_GIVEN EXERCISE_
Would you pull out every line of the material that contains the string "vraie"?

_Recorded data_
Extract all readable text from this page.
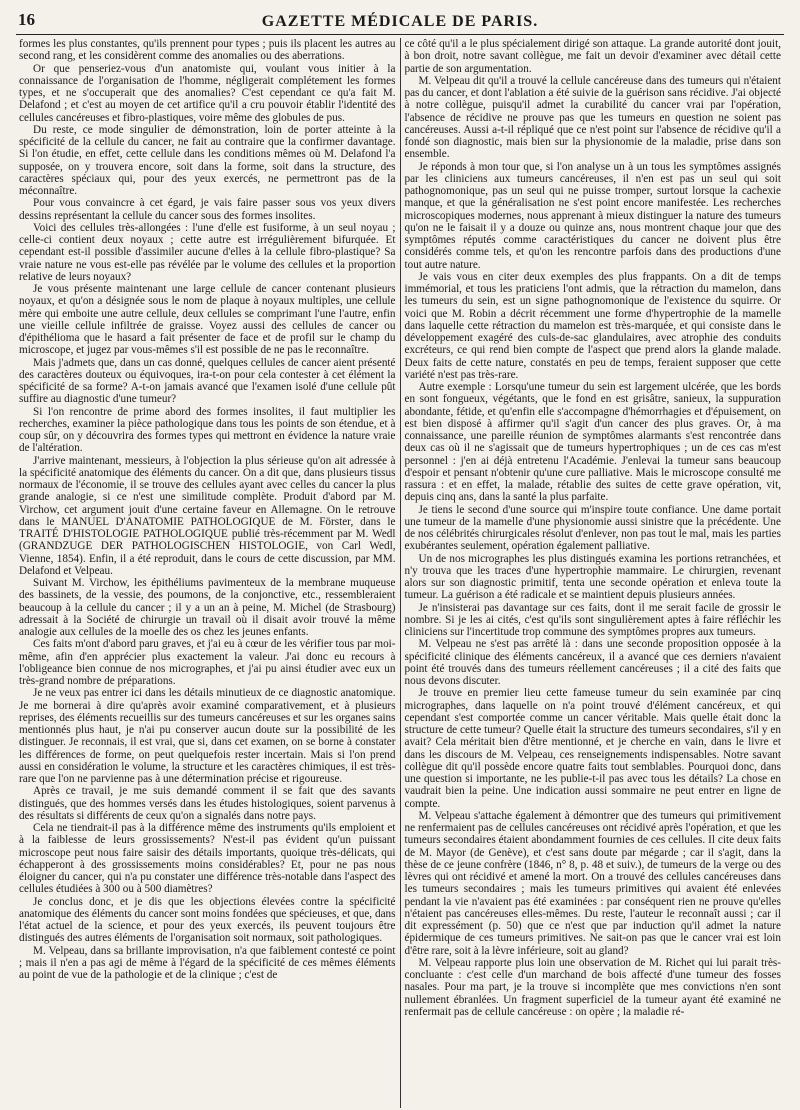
16	GAZETTE MÉDICALE DE PARIS.

formes les plus constantes, qu'ils prennent pour types ; puis ils placent les autres au second rang, et les considèrent comme des anomalies ou des aberrations.

Or que penseriez-vous d'un anatomiste qui, voulant vous initier à la connaissance de l'organisation de l'homme, négligerait complétement les formes types, et ne s'occuperait que des anomalies? C'est cependant ce qu'a fait M. Delafond ; et c'est au moyen de cet artifice qu'il a cru pouvoir établir l'identité des cellules cancéreuses et fibro-plastiques, voire même des globules de pus.

Du reste, ce mode singulier de démonstration, loin de porter atteinte à la spécificité de la cellule du cancer, ne fait au contraire que la confirmer davantage. Si l'on étudie, en effet, cette cellule dans les conditions mêmes où M. Delafond l'a supposée, on y trouvera encore, soit dans la forme, soit dans la structure, des caractères spéciaux qui, pour des yeux exercés, ne permettront pas de la méconnaître.

Pour vous convaincre à cet égard, je vais faire passer sous vos yeux divers dessins représentant la cellule du cancer sous des formes insolites.

Voici des cellules très-allongées : l'une d'elle est fusiforme, à un seul noyau ; celle-ci contient deux noyaux ; cette autre est irrégulièrement bifurquée. Et cependant est-il possible d'assimiler aucune d'elles à la cellule fibro-plastique? Sa vraie nature ne vous est-elle pas révélée par le volume des cellules et la proportion relative de leurs noyaux?

Je vous présente maintenant une large cellule de cancer contenant plusieurs noyaux, et qu'on a désignée sous le nom de plaque à noyaux multiples, une cellule mère qui emboite une autre cellule, deux cellules se comprimant l'une l'autre, enfin une vieille cellule infiltrée de graisse. Voyez aussi des cellules de cancer ou d'épithélioma que le hasard a fait présenter de face et de profil sur le champ du microscope, et jugez par vous-mêmes s'il est possible de ne pas le reconnaître.

Mais j'admets que, dans un cas donné, quelques cellules de cancer aient présenté des caractères douteux ou équivoques, ira-t-on pour cela contester à cet élément la spécificité de sa forme? A-t-on jamais avancé que l'examen isolé d'une cellule pût suffire au diagnostic d'une tumeur?

Si l'on rencontre de prime abord des formes insolites, il faut multiplier les recherches, examiner la pièce pathologique dans tous les points de son étendue, et à coup sûr, on y découvrira des formes types qui mettront en évidence la nature vraie de l'altération.

J'arrive maintenant, messieurs, à l'objection la plus sérieuse qu'on ait adressée à la spécificité anatomique des éléments du cancer. On a dit que, dans plusieurs tissus normaux de l'économie, il se trouve des cellules ayant avec celles du cancer la plus grande analogie, si ce n'est une similitude complète. Produit d'abord par M. Virchow, cet argument jouit d'une certaine faveur en Allemagne. On le retrouve dans le MANUEL D'ANATOMIE PATHOLOGIQUE de M. Förster, dans le TRAITÉ D'HISTOLOGIE PATHOLOGIQUE publié très-récemment par M. Wedl (GRANDZUGE DER PATHOLOGISCHEN HISTOLOGIE, von Carl Wedl, Vienne, 1854). Enfin, il a été reproduit, dans le cours de cette discussion, par MM. Delafond et Velpeau.

Suivant M. Virchow, les épithéliums pavimenteux de la membrane muqueuse des bassinets, de la vessie, des poumons, de la conjonctive, etc., ressembleraient beaucoup à la cellule du cancer ; il y a un an à peine, M. Michel (de Strasbourg) adressait à la Société de chirurgie un travail où il disait avoir trouvé la même analogie aux cellules de la moelle des os chez les jeunes enfants.

Ces faits m'ont d'abord paru graves, et j'ai eu à cœur de les vérifier tous par moi-même, afin d'en apprécier plus exactement la valeur. J'ai donc eu recours à l'obligeance bien connue de nos micrographes, et j'ai pu ainsi étudier avec eux un très-grand nombre de préparations.

Je ne veux pas entrer ici dans les détails minutieux de ce diagnostic anatomique. Je me bornerai à dire qu'après avoir examiné comparativement, et à plusieurs reprises, des éléments recueillis sur des tumeurs cancéreuses et sur les organes sains mentionnés plus haut, je n'ai pu conserver aucun doute sur la possibilité de les distinguer. Je reconnais, il est vrai, que si, dans cet examen, on se borne à constater les différences de forme, on peut quelquefois rester incertain. Mais si l'on prend aussi en considération le volume, la structure et les caractères chimiques, il est très-rare que l'on ne parvienne pas à une détermination précise et rigoureuse.

Après ce travail, je me suis demandé comment il se fait que des savants distingués, que des hommes versés dans les études histologiques, soient parvenus à des résultats si différents de ceux qu'on a signalés dans notre pays.

Cela ne tiendrait-il pas à la différence même des instruments qu'ils emploient et à la faiblesse de leurs grossissements? N'est-il pas évident qu'un puissant microscope peut nous faire saisir des détails importants, quoique très-délicats, qui échapperont à des grossissements moins considérables? Et, pour ne pas nous éloigner du cancer, qui n'a pu constater une différence très-notable dans l'aspect des cellules étudiées à 300 ou à 500 diamètres?

Je conclus donc, et je dis que les objections élevées contre la spécificité anatomique des éléments du cancer sont moins fondées que spécieuses, et que, dans l'état actuel de la science, et pour des yeux exercés, ils peuvent toujours être distingués des autres éléments de l'organisation soit normaux, soit pathologiques.

M. Velpeau, dans sa brillante improvisation, n'a que faiblement contesté ce point ; mais il n'en a pas agi de même à l'égard de la spécificité de ces mêmes éléments au point de vue de la pathologie et de la clinique ; c'est de

ce côté qu'il a le plus spécialement dirigé son attaque. La grande autorité dont jouit, à bon droit, notre savant collègue, me fait un devoir d'examiner avec détail cette partie de son argumentation.

M. Velpeau dit qu'il a trouvé la cellule cancéreuse dans des tumeurs qui n'étaient pas du cancer, et dont l'ablation a été suivie de la guérison sans récidive. J'ai objecté à notre collègue, puisqu'il admet la curabilité du cancer vrai par l'opération, l'absence de récidive ne prouve pas que les tumeurs en question ne soient pas cancéreuses. Aussi a-t-il répliqué que ce n'est point sur l'absence de récidive qu'il a fondé son diagnostic, mais bien sur la physionomie de la maladie, prise dans son ensemble.

Je réponds à mon tour que, si l'on analyse un à un tous les symptômes assignés par les cliniciens aux tumeurs cancéreuses, il n'en est pas un seul qui soit pathognomonique, pas un seul qui ne puisse tromper, surtout lorsque la cachexie manque, et que la généralisation ne s'est point encore manifestée. Les recherches microscopiques modernes, nous apprenant à mieux distinguer la nature des tumeurs qu'on ne le faisait il y a douze ou quinze ans, nous montrent chaque jour que des symptômes réputés comme caractéristiques du cancer ne doivent plus être considérés comme tels, et qu'on les rencontre parfois dans des productions d'une tout autre nature.

Je vais vous en citer deux exemples des plus frappants. On a dit de temps immémorial, et tous les praticiens l'ont admis, que la rétraction du mamelon, dans les tumeurs du sein, est un signe pathognomonique de l'existence du squirre. Or voici que M. Robin a décrit récemment une forme d'hypertrophie de la mamelle dans laquelle cette rétraction du mamelon est très-marquée, et qui consiste dans le développement exagéré des culs-de-sac glandulaires, avec atrophie des conduits excréteurs, ce qui rend bien compte de l'aspect que prend alors la glande malade. Deux faits de cette nature, constatés en peu de temps, feraient supposer que cette variété n'est pas très-rare.

Autre exemple : Lorsqu'une tumeur du sein est largement ulcérée, que les bords en sont fongueux, végétants, que le fond en est grisâtre, sanieux, la suppuration abondante, fétide, et qu'enfin elle s'accompagne d'hémorrhagies et d'épuisement, on est bien disposé à affirmer qu'il s'agit d'un cancer des plus graves. Or, à ma connaissance, une pareille réunion de symptômes alarmants s'est rencontrée dans deux cas où il ne s'agissait que de tumeurs hypertrophiques ; un de ces cas m'est personnel : j'en ai déjà entretenu l'Académie. J'enlevai la tumeur sans beaucoup d'espoir et pensant n'obtenir qu'une cure palliative. Mais le microscope consulté me rassura : et en effet, la malade, rétablie des suites de cette grave opération, vit, depuis cinq ans, dans la santé la plus parfaite.

Je tiens le second d'une source qui m'inspire toute confiance. Une dame portait une tumeur de la mamelle d'une physionomie aussi sinistre que la précédente. Une de nos célébrités chirurgicales résolut d'enlever, non pas tout le mal, mais les parties exubérantes seulement, opération également palliative.

Un de nos micrographes les plus distingués examina les portions retranchées, et n'y trouva que les traces d'une hypertrophie mammaire. Le chirurgien, revenant alors sur son diagnostic primitif, tenta une seconde opération et enleva toute la tumeur. La guérison a été radicale et se maintient depuis plusieurs années.

Je n'insisterai pas davantage sur ces faits, dont il me serait facile de grossir le nombre. Si je les ai cités, c'est qu'ils sont singulièrement aptes à faire réfléchir les cliniciens sur l'incertitude trop commune des symptômes propres aux tumeurs.

M. Velpeau ne s'est pas arrêté là : dans une seconde proposition opposée à la spécificité clinique des éléments cancéreux, il a avancé que ces derniers n'avaient point été trouvés dans des tumeurs réellement cancéreuses ; il a cité des faits que nous devons discuter.

Je trouve en premier lieu cette fameuse tumeur du sein examinée par cinq micrographes, dans laquelle on n'a point trouvé d'élément cancéreux, et qui cependant s'est comportée comme un cancer véritable. Mais quelle était donc la structure de cette tumeur? Quelle était la structure des tumeurs secondaires, s'il y en avait? Cela méritait bien d'être mentionné, et je cherche en vain, dans le livre et dans les discours de M. Velpeau, ces renseignements indispensables. Notre savant collègue dit qu'il possède encore quatre faits tout semblables. Pourquoi donc, dans une question si importante, ne les publie-t-il pas avec tous les détails? La chose en vaudrait bien la peine. Une indication aussi sommaire ne peut entrer en ligne de compte.

M. Velpeau s'attache également à démontrer que des tumeurs qui primitivement ne renfermaient pas de cellules cancéreuses ont récidivé après l'opération, et que les tumeurs secondaires étaient abondamment fournies de ces cellules. Il cite deux faits de M. Mayor (de Genève), et c'est sans doute par mégarde ; car il s'agit, dans la thèse de ce jeune confrère (1846, n° 8, p. 48 et suiv.), de tumeurs de la verge ou des lèvres qui ont récidivé et amené la mort. On a trouvé des cellules cancéreuses dans les tumeurs secondaires ; mais les tumeurs primitives qui avaient été enlevées pendant la vie n'avaient pas été examinées : par conséquent rien ne prouve qu'elles n'étaient pas cancéreuses elles-mêmes. Du reste, l'auteur le reconnaît aussi ; car il dit expressément (p. 50) que ce n'est que par induction qu'il admet la nature épidermique de ces tumeurs primitives. Ne sait-on pas que le cancer vrai est loin d'être rare, soit à la lèvre inférieure, soit au gland?

M. Velpeau rapporte plus loin une observation de M. Richet qui lui parait très-concluante : c'est celle d'un marchand de bois affecté d'une tumeur des fosses nasales. Pour ma part, je la trouve si incomplète que mes convictions n'en sont nullement ébranlées. Un fragment superficiel de la tumeur ayant été examiné ne renfermait pas de cellule cancéreuse : on opère ; la maladie ré-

_COMPLETED TASK_
Voici des cellules très-allongées : l'une d'elle est fusiforme, à un seul noyau ; celle-ci contient deux noyaux ; cette autre est irrégulièrement bifurquée. Et cependant est-il possible d'assimiler aucune d'elles à la cellule fibro-plastique? Sa vraie nature ne vous est-elle pas révélée par le volume des cellules et la proportion relative de leurs noyaux?
Si l'on rencontre de prime abord des formes insolites, il faut multiplier les recherches, examiner la pièce pathologique dans tous les points de son étendue, et à coup sûr, on y découvrira des formes types qui mettront en évidence la nature vraie de l'altération.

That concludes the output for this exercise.